━━━━━ SUPPLIED ENTRIES ━━━━━

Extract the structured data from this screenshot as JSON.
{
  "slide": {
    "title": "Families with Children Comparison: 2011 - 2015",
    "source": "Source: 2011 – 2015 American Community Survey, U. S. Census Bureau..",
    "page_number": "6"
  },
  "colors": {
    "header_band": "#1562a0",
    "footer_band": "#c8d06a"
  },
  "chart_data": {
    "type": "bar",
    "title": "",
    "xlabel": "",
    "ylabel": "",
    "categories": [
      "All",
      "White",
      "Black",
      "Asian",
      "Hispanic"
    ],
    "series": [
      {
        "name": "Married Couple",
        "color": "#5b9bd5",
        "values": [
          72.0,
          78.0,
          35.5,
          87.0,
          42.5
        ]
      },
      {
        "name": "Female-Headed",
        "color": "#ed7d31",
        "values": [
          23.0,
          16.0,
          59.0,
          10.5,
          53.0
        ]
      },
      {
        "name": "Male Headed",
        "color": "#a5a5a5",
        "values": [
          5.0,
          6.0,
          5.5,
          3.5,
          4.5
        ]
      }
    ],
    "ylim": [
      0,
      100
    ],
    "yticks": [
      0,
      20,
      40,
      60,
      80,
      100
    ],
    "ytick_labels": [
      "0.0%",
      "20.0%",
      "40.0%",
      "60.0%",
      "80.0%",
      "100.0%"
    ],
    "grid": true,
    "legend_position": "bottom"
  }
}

━━━━━
━━━━━ SUPPLIED ENTRIES ━━━━━

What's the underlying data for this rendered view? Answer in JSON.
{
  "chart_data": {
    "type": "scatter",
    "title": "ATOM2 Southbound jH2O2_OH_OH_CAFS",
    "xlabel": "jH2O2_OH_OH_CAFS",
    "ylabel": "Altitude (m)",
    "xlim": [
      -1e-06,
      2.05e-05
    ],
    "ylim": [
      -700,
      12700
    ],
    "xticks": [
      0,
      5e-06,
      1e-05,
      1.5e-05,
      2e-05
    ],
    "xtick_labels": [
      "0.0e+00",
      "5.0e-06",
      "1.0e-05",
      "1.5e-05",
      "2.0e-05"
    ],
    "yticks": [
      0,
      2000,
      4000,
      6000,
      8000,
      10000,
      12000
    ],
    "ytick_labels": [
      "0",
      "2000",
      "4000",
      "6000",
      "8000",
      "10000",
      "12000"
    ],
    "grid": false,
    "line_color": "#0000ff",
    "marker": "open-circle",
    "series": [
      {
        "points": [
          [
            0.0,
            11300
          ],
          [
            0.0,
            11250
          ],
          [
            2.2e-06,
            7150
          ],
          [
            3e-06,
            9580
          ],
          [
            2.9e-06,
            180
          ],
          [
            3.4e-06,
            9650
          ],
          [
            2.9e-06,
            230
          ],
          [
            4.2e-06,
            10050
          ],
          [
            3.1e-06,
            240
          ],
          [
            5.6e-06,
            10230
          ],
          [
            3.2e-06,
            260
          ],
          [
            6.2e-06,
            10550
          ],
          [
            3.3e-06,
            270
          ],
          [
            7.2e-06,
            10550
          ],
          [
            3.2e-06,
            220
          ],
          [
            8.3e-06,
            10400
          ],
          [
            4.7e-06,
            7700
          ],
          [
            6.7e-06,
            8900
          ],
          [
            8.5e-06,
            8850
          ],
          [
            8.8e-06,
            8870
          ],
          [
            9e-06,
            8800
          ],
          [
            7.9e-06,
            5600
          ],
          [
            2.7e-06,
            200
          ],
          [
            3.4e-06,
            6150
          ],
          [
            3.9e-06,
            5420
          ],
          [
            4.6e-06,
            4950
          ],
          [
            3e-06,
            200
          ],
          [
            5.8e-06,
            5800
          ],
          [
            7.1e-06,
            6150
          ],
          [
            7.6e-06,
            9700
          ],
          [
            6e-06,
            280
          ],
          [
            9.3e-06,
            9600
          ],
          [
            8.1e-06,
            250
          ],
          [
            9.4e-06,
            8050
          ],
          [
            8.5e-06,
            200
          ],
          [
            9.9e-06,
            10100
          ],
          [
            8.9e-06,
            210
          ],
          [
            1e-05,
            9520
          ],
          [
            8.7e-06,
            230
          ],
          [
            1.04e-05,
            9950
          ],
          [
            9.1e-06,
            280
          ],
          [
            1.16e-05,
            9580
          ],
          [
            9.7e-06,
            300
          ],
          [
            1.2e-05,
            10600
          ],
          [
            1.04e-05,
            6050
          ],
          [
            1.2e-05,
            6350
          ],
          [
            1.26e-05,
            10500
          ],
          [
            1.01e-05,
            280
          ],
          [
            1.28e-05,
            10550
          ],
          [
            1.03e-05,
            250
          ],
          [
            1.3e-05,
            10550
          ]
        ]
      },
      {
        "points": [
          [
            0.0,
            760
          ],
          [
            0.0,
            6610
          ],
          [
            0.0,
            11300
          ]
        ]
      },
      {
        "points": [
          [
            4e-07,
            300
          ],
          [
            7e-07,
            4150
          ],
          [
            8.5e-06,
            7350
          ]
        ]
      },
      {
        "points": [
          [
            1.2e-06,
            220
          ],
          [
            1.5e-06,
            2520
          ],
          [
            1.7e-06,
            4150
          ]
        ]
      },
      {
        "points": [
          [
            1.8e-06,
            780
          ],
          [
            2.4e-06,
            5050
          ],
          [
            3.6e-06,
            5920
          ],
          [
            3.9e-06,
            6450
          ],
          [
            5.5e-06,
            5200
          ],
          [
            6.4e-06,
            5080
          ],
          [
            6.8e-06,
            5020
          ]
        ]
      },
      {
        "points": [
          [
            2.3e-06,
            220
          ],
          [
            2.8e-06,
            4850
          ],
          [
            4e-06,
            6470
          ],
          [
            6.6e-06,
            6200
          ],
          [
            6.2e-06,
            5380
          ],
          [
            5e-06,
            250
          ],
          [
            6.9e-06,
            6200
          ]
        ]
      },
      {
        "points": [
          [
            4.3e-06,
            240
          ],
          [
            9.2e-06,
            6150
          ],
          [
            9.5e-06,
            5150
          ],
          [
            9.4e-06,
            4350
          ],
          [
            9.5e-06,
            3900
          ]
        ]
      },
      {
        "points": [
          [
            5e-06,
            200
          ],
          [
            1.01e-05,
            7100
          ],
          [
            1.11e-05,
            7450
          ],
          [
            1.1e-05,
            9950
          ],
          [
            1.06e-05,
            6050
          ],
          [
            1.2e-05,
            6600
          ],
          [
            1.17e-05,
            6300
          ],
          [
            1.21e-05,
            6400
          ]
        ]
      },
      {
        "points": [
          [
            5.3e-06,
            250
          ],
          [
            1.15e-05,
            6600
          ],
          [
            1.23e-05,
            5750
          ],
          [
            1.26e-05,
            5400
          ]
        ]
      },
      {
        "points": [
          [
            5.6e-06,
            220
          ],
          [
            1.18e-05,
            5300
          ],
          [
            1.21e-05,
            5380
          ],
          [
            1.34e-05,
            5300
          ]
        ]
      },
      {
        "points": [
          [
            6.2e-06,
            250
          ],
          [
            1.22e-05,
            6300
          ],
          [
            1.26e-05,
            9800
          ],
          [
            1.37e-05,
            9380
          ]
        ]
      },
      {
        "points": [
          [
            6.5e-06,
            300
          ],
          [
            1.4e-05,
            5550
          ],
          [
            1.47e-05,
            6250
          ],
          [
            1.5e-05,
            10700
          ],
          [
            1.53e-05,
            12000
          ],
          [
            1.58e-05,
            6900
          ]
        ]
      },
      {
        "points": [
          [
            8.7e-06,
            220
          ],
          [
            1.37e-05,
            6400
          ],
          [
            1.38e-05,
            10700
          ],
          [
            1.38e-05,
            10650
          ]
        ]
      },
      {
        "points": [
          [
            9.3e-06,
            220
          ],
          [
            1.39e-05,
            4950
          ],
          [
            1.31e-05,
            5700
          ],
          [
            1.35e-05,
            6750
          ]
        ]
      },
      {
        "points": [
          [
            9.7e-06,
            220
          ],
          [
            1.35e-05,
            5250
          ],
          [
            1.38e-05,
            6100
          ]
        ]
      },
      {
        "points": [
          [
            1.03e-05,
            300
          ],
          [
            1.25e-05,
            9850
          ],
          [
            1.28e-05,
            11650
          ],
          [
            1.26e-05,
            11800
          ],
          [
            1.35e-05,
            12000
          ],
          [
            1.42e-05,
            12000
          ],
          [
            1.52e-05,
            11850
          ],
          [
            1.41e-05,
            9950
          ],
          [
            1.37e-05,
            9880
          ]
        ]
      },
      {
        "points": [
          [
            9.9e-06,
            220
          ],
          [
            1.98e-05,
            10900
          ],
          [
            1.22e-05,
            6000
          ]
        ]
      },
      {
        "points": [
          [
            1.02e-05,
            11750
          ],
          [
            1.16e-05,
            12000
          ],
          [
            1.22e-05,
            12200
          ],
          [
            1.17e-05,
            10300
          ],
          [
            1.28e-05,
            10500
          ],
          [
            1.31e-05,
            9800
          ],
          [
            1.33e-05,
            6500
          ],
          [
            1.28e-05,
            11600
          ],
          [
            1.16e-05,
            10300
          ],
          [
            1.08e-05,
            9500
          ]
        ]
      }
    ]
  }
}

━━━━━

# [OBJECTIVE]
Scan the records for the string "name". Copy each line in which it appears.

# [COMPLETE ANSWER]
        "name": "Married Couple",
        "name": "Female-Headed",
        "name": "Male Headed",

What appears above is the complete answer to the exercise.